[Dataset excerpts]
----

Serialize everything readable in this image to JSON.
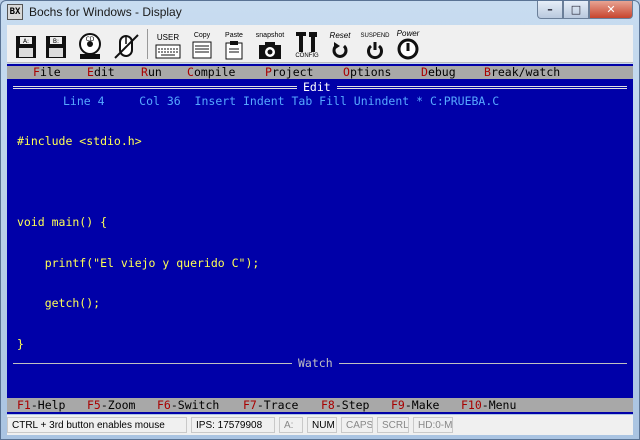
{
  "window": {
    "title": "Bochs for Windows - Display",
    "icon_text": "BX"
  },
  "toolbar": {
    "buttons": [
      {
        "label": "A:"
      },
      {
        "label": "B:"
      },
      {
        "label": "CD"
      },
      {
        "label": ""
      },
      {
        "label": "USER"
      },
      {
        "label": "Copy"
      },
      {
        "label": "Paste"
      },
      {
        "label": "snapshot"
      },
      {
        "label": "CONFIG"
      },
      {
        "label": "Reset"
      },
      {
        "label": "SUSPEND"
      },
      {
        "label": "Power"
      }
    ]
  },
  "dos": {
    "menu": [
      {
        "hot": "F",
        "rest": "ile"
      },
      {
        "hot": "E",
        "rest": "dit"
      },
      {
        "hot": "R",
        "rest": "un"
      },
      {
        "hot": "C",
        "rest": "ompile"
      },
      {
        "hot": "P",
        "rest": "roject"
      },
      {
        "hot": "O",
        "rest": "ptions"
      },
      {
        "hot": "D",
        "rest": "ebug"
      },
      {
        "hot": "B",
        "rest": "reak/watch"
      }
    ],
    "edit_title": "Edit",
    "status_line": "Line 4     Col 36  Insert Indent Tab Fill Unindent * C:PRUEBA.C",
    "code_lines": [
      "#include <stdio.h>",
      "",
      "void main() {",
      "    printf(\"El viejo y querido C\");",
      "    getch();",
      "}"
    ],
    "watch_title": "Watch",
    "fkeys": [
      {
        "key": "F1",
        "label": "-Help"
      },
      {
        "key": "F5",
        "label": "-Zoom"
      },
      {
        "key": "F6",
        "label": "-Switch"
      },
      {
        "key": "F7",
        "label": "-Trace"
      },
      {
        "key": "F8",
        "label": "-Step"
      },
      {
        "key": "F9",
        "label": "-Make"
      },
      {
        "key": "F10",
        "label": "-Menu"
      }
    ]
  },
  "statusbar": {
    "hint": "CTRL + 3rd button enables mouse",
    "ips": "IPS: 17579908",
    "drive": "A:",
    "num": "NUM",
    "caps": "CAPS",
    "scrl": "SCRL",
    "hd": "HD:0-M"
  },
  "colors": {
    "dos_background": "#0000a8",
    "menu_gray": "#a8a8a8",
    "hotkey_red": "#a80000",
    "code_yellow": "#ffff54",
    "status_cyan": "#56a8ff"
  }
}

----

| DIRECTIONS FOR THIS TASK |
Go through the data above and find the lines with the word "rest". Copy each of those lines.

| TASK OUTPUT |
        "rest": "ile"
        "rest": "dit"
        "rest": "un"
        "rest": "ompile"
        "rest": "roject"
        "rest": "ptions"
        "rest": "ebug"
        "rest": "reak/watch"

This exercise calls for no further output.